SHORT TASK => Rewrite every line of the items below, replacing each occurrence of "tick-label" with "axis-tick" and leaving everything else unchanged.

RECORDS FOR THE TASK =>
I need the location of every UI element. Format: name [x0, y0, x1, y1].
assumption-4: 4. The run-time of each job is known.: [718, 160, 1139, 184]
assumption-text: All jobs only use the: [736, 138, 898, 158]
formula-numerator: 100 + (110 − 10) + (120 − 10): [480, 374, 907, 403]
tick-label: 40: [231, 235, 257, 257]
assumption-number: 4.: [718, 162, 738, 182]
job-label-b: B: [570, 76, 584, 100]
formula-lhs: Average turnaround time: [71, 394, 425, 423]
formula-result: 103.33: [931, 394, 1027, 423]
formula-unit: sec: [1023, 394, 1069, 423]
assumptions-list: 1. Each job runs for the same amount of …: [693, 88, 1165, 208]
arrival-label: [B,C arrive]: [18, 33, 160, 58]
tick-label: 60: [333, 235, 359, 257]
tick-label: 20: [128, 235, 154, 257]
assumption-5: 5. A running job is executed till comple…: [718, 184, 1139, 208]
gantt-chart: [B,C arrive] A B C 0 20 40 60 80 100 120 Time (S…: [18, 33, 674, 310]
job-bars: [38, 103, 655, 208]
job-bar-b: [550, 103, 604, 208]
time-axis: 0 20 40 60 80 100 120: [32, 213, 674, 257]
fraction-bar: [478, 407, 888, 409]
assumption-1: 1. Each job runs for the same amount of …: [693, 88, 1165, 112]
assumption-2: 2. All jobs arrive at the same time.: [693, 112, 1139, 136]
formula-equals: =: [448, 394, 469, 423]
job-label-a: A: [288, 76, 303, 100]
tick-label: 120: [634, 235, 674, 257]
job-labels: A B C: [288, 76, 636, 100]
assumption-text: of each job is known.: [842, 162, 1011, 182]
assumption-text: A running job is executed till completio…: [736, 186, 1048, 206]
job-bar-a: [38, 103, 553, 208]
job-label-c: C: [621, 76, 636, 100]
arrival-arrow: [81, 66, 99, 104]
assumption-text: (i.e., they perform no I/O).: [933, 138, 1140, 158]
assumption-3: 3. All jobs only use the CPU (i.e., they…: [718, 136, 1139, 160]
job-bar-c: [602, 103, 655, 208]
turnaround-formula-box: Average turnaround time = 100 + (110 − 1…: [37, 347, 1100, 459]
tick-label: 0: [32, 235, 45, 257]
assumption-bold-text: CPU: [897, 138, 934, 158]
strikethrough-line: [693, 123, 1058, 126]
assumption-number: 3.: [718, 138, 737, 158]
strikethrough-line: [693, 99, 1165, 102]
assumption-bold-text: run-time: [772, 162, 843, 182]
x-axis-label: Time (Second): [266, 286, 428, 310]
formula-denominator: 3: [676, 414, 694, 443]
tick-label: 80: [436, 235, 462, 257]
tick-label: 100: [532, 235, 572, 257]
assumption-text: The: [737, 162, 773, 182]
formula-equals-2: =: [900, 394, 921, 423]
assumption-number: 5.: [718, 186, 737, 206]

REPLY TO THE EXERCISE =>
I need the location of every UI element. Format: name [x0, y0, x1, y1].
assumption-4: 4. The run-time of each job is known.: [718, 160, 1139, 184]
assumption-text: All jobs only use the: [736, 138, 898, 158]
formula-numerator: 100 + (110 − 10) + (120 − 10): [480, 374, 907, 403]
axis-tick: 40: [231, 235, 257, 257]
assumption-number: 4.: [718, 162, 738, 182]
job-label-b: B: [570, 76, 584, 100]
formula-lhs: Average turnaround time: [71, 394, 425, 423]
formula-result: 103.33: [931, 394, 1027, 423]
formula-unit: sec: [1023, 394, 1069, 423]
assumptions-list: 1. Each job runs for the same amount of …: [693, 88, 1165, 208]
arrival-label: [B,C arrive]: [18, 33, 160, 58]
axis-tick: 60: [333, 235, 359, 257]
axis-tick: 20: [128, 235, 154, 257]
assumption-5: 5. A running job is executed till comple…: [718, 184, 1139, 208]
gantt-chart: [B,C arrive] A B C 0 20 40 60 80 100 120 Time (S…: [18, 33, 674, 310]
job-bars: [38, 103, 655, 208]
job-bar-b: [550, 103, 604, 208]
time-axis: 0 20 40 60 80 100 120: [32, 213, 674, 257]
fraction-bar: [478, 407, 888, 409]
assumption-1: 1. Each job runs for the same amount of …: [693, 88, 1165, 112]
assumption-2: 2. All jobs arrive at the same time.: [693, 112, 1139, 136]
formula-equals: =: [448, 394, 469, 423]
job-label-a: A: [288, 76, 303, 100]
axis-tick: 120: [634, 235, 674, 257]
job-labels: A B C: [288, 76, 636, 100]
assumption-text: of each job is known.: [842, 162, 1011, 182]
assumption-text: A running job is executed till completio…: [736, 186, 1048, 206]
job-bar-a: [38, 103, 553, 208]
job-label-c: C: [621, 76, 636, 100]
arrival-arrow: [81, 66, 99, 104]
assumption-text: (i.e., they perform no I/O).: [933, 138, 1140, 158]
assumption-3: 3. All jobs only use the CPU (i.e., they…: [718, 136, 1139, 160]
job-bar-c: [602, 103, 655, 208]
turnaround-formula-box: Average turnaround time = 100 + (110 − 1…: [37, 347, 1100, 459]
axis-tick: 0: [32, 235, 45, 257]
assumption-bold-text: CPU: [897, 138, 934, 158]
strikethrough-line: [693, 123, 1058, 126]
assumption-number: 3.: [718, 138, 737, 158]
strikethrough-line: [693, 99, 1165, 102]
assumption-bold-text: run-time: [772, 162, 843, 182]
x-axis-label: Time (Second): [266, 286, 428, 310]
formula-denominator: 3: [676, 414, 694, 443]
axis-tick: 80: [436, 235, 462, 257]
axis-tick: 100: [532, 235, 572, 257]
assumption-text: The: [737, 162, 773, 182]
formula-equals-2: =: [900, 394, 921, 423]
assumption-number: 5.: [718, 186, 737, 206]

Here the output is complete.